[START Exercise materials]
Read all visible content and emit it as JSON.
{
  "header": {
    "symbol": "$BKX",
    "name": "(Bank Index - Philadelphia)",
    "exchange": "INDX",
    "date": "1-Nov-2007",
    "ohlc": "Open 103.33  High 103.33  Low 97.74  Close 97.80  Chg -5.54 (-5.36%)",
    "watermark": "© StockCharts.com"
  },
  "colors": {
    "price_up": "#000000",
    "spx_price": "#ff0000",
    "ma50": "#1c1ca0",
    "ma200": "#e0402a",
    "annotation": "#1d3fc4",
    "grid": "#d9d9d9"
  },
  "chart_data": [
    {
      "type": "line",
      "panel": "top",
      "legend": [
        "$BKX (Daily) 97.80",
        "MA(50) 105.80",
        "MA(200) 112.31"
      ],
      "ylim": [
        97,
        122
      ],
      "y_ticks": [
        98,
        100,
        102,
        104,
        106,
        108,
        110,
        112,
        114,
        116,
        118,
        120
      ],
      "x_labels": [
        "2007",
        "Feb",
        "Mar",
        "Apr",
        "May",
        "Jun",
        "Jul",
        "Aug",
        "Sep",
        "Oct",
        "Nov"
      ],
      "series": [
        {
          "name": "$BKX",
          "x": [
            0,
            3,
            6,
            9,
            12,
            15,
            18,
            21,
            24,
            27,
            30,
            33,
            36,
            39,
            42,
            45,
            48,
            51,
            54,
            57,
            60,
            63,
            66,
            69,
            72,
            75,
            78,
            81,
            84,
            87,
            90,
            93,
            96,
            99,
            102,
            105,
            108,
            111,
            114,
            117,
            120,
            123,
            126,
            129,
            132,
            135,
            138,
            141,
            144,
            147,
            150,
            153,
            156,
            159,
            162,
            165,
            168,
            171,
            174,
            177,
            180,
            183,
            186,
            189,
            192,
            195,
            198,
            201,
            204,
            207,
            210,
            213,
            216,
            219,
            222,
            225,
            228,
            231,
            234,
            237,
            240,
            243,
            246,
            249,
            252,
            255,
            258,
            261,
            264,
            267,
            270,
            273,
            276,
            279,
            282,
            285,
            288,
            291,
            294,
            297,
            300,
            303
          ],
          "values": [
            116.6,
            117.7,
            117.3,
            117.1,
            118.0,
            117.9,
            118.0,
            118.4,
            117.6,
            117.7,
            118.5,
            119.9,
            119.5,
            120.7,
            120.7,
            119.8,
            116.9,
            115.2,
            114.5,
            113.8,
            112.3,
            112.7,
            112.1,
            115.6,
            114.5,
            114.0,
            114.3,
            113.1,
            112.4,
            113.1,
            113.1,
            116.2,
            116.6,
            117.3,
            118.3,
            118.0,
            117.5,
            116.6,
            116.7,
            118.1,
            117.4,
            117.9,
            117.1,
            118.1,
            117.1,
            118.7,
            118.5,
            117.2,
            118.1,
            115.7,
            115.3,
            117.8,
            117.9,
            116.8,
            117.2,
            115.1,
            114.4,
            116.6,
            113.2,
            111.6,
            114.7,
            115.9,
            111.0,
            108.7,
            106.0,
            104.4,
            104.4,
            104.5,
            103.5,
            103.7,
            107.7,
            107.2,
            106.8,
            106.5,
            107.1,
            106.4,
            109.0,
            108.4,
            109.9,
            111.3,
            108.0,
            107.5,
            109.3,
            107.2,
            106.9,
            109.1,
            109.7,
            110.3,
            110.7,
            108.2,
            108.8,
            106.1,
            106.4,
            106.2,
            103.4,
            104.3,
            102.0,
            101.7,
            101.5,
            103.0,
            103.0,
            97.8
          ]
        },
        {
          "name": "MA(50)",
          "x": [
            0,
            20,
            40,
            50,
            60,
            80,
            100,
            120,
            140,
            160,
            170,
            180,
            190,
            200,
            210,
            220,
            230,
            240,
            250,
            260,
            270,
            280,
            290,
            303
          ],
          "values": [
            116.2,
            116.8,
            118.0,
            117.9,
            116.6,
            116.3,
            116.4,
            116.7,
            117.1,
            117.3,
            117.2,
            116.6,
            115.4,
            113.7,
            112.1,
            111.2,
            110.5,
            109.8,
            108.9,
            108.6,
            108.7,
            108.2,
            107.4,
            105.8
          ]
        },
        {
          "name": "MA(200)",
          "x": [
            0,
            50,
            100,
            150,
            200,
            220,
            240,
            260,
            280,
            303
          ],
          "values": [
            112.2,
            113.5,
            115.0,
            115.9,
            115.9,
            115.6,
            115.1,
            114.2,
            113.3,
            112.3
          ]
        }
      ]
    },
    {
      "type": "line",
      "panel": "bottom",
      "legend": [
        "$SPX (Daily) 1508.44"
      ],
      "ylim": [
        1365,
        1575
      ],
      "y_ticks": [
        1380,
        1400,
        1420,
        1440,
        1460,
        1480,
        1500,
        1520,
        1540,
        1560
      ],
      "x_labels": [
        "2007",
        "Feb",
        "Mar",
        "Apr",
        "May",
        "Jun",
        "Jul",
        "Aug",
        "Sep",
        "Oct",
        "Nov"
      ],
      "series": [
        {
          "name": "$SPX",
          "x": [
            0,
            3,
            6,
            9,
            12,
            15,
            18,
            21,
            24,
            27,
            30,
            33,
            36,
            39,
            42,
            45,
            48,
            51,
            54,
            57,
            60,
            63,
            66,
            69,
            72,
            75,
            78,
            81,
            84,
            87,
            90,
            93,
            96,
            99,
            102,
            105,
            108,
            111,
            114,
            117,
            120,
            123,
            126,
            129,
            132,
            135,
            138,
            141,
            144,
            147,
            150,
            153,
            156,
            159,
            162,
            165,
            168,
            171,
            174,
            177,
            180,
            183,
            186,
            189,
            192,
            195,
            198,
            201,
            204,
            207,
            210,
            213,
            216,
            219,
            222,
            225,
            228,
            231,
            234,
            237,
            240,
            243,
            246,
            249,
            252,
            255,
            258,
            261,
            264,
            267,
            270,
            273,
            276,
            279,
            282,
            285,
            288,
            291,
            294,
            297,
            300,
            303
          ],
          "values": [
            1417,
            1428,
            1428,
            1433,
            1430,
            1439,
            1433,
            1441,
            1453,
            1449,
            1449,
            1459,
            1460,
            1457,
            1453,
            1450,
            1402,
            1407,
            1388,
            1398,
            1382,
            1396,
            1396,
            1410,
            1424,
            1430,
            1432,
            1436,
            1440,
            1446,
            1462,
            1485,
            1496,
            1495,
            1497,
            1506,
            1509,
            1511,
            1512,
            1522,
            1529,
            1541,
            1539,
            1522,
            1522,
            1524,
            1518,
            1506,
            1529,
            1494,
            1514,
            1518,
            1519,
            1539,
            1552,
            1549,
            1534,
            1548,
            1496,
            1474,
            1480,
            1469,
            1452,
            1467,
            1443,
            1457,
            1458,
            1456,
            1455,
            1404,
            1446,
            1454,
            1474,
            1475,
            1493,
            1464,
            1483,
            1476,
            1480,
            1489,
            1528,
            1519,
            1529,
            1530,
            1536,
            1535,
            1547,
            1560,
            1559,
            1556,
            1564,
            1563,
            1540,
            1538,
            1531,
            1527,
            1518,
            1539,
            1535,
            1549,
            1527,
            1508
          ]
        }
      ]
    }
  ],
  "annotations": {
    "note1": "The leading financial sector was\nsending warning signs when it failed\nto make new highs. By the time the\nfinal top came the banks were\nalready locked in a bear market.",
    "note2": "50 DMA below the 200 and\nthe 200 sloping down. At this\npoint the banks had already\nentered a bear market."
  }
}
[END Exercise materials]
### [Problem description]
Reproduce the listing in full. Keep it exactly as written.

### [Exercise solution]
Read all visible content and emit it as JSON.
{
  "header": {
    "symbol": "$BKX",
    "name": "(Bank Index - Philadelphia)",
    "exchange": "INDX",
    "date": "1-Nov-2007",
    "ohlc": "Open 103.33  High 103.33  Low 97.74  Close 97.80  Chg -5.54 (-5.36%)",
    "watermark": "© StockCharts.com"
  },
  "colors": {
    "price_up": "#000000",
    "spx_price": "#ff0000",
    "ma50": "#1c1ca0",
    "ma200": "#e0402a",
    "annotation": "#1d3fc4",
    "grid": "#d9d9d9"
  },
  "chart_data": [
    {
      "type": "line",
      "panel": "top",
      "legend": [
        "$BKX (Daily) 97.80",
        "MA(50) 105.80",
        "MA(200) 112.31"
      ],
      "ylim": [
        97,
        122
      ],
      "y_ticks": [
        98,
        100,
        102,
        104,
        106,
        108,
        110,
        112,
        114,
        116,
        118,
        120
      ],
      "x_labels": [
        "2007",
        "Feb",
        "Mar",
        "Apr",
        "May",
        "Jun",
        "Jul",
        "Aug",
        "Sep",
        "Oct",
        "Nov"
      ],
      "series": [
        {
          "name": "$BKX",
          "x": [
            0,
            3,
            6,
            9,
            12,
            15,
            18,
            21,
            24,
            27,
            30,
            33,
            36,
            39,
            42,
            45,
            48,
            51,
            54,
            57,
            60,
            63,
            66,
            69,
            72,
            75,
            78,
            81,
            84,
            87,
            90,
            93,
            96,
            99,
            102,
            105,
            108,
            111,
            114,
            117,
            120,
            123,
            126,
            129,
            132,
            135,
            138,
            141,
            144,
            147,
            150,
            153,
            156,
            159,
            162,
            165,
            168,
            171,
            174,
            177,
            180,
            183,
            186,
            189,
            192,
            195,
            198,
            201,
            204,
            207,
            210,
            213,
            216,
            219,
            222,
            225,
            228,
            231,
            234,
            237,
            240,
            243,
            246,
            249,
            252,
            255,
            258,
            261,
            264,
            267,
            270,
            273,
            276,
            279,
            282,
            285,
            288,
            291,
            294,
            297,
            300,
            303
          ],
          "values": [
            116.6,
            117.7,
            117.3,
            117.1,
            118.0,
            117.9,
            118.0,
            118.4,
            117.6,
            117.7,
            118.5,
            119.9,
            119.5,
            120.7,
            120.7,
            119.8,
            116.9,
            115.2,
            114.5,
            113.8,
            112.3,
            112.7,
            112.1,
            115.6,
            114.5,
            114.0,
            114.3,
            113.1,
            112.4,
            113.1,
            113.1,
            116.2,
            116.6,
            117.3,
            118.3,
            118.0,
            117.5,
            116.6,
            116.7,
            118.1,
            117.4,
            117.9,
            117.1,
            118.1,
            117.1,
            118.7,
            118.5,
            117.2,
            118.1,
            115.7,
            115.3,
            117.8,
            117.9,
            116.8,
            117.2,
            115.1,
            114.4,
            116.6,
            113.2,
            111.6,
            114.7,
            115.9,
            111.0,
            108.7,
            106.0,
            104.4,
            104.4,
            104.5,
            103.5,
            103.7,
            107.7,
            107.2,
            106.8,
            106.5,
            107.1,
            106.4,
            109.0,
            108.4,
            109.9,
            111.3,
            108.0,
            107.5,
            109.3,
            107.2,
            106.9,
            109.1,
            109.7,
            110.3,
            110.7,
            108.2,
            108.8,
            106.1,
            106.4,
            106.2,
            103.4,
            104.3,
            102.0,
            101.7,
            101.5,
            103.0,
            103.0,
            97.8
          ]
        },
        {
          "name": "MA(50)",
          "x": [
            0,
            20,
            40,
            50,
            60,
            80,
            100,
            120,
            140,
            160,
            170,
            180,
            190,
            200,
            210,
            220,
            230,
            240,
            250,
            260,
            270,
            280,
            290,
            303
          ],
          "values": [
            116.2,
            116.8,
            118.0,
            117.9,
            116.6,
            116.3,
            116.4,
            116.7,
            117.1,
            117.3,
            117.2,
            116.6,
            115.4,
            113.7,
            112.1,
            111.2,
            110.5,
            109.8,
            108.9,
            108.6,
            108.7,
            108.2,
            107.4,
            105.8
          ]
        },
        {
          "name": "MA(200)",
          "x": [
            0,
            50,
            100,
            150,
            200,
            220,
            240,
            260,
            280,
            303
          ],
          "values": [
            112.2,
            113.5,
            115.0,
            115.9,
            115.9,
            115.6,
            115.1,
            114.2,
            113.3,
            112.3
          ]
        }
      ]
    },
    {
      "type": "line",
      "panel": "bottom",
      "legend": [
        "$SPX (Daily) 1508.44"
      ],
      "ylim": [
        1365,
        1575
      ],
      "y_ticks": [
        1380,
        1400,
        1420,
        1440,
        1460,
        1480,
        1500,
        1520,
        1540,
        1560
      ],
      "x_labels": [
        "2007",
        "Feb",
        "Mar",
        "Apr",
        "May",
        "Jun",
        "Jul",
        "Aug",
        "Sep",
        "Oct",
        "Nov"
      ],
      "series": [
        {
          "name": "$SPX",
          "x": [
            0,
            3,
            6,
            9,
            12,
            15,
            18,
            21,
            24,
            27,
            30,
            33,
            36,
            39,
            42,
            45,
            48,
            51,
            54,
            57,
            60,
            63,
            66,
            69,
            72,
            75,
            78,
            81,
            84,
            87,
            90,
            93,
            96,
            99,
            102,
            105,
            108,
            111,
            114,
            117,
            120,
            123,
            126,
            129,
            132,
            135,
            138,
            141,
            144,
            147,
            150,
            153,
            156,
            159,
            162,
            165,
            168,
            171,
            174,
            177,
            180,
            183,
            186,
            189,
            192,
            195,
            198,
            201,
            204,
            207,
            210,
            213,
            216,
            219,
            222,
            225,
            228,
            231,
            234,
            237,
            240,
            243,
            246,
            249,
            252,
            255,
            258,
            261,
            264,
            267,
            270,
            273,
            276,
            279,
            282,
            285,
            288,
            291,
            294,
            297,
            300,
            303
          ],
          "values": [
            1417,
            1428,
            1428,
            1433,
            1430,
            1439,
            1433,
            1441,
            1453,
            1449,
            1449,
            1459,
            1460,
            1457,
            1453,
            1450,
            1402,
            1407,
            1388,
            1398,
            1382,
            1396,
            1396,
            1410,
            1424,
            1430,
            1432,
            1436,
            1440,
            1446,
            1462,
            1485,
            1496,
            1495,
            1497,
            1506,
            1509,
            1511,
            1512,
            1522,
            1529,
            1541,
            1539,
            1522,
            1522,
            1524,
            1518,
            1506,
            1529,
            1494,
            1514,
            1518,
            1519,
            1539,
            1552,
            1549,
            1534,
            1548,
            1496,
            1474,
            1480,
            1469,
            1452,
            1467,
            1443,
            1457,
            1458,
            1456,
            1455,
            1404,
            1446,
            1454,
            1474,
            1475,
            1493,
            1464,
            1483,
            1476,
            1480,
            1489,
            1528,
            1519,
            1529,
            1530,
            1536,
            1535,
            1547,
            1560,
            1559,
            1556,
            1564,
            1563,
            1540,
            1538,
            1531,
            1527,
            1518,
            1539,
            1535,
            1549,
            1527,
            1508
          ]
        }
      ]
    }
  ],
  "annotations": {
    "note1": "The leading financial sector was\nsending warning signs when it failed\nto make new highs. By the time the\nfinal top came the banks were\nalready locked in a bear market.",
    "note2": "50 DMA below the 200 and\nthe 200 sloping down. At this\npoint the banks had already\nentered a bear market."
  }
}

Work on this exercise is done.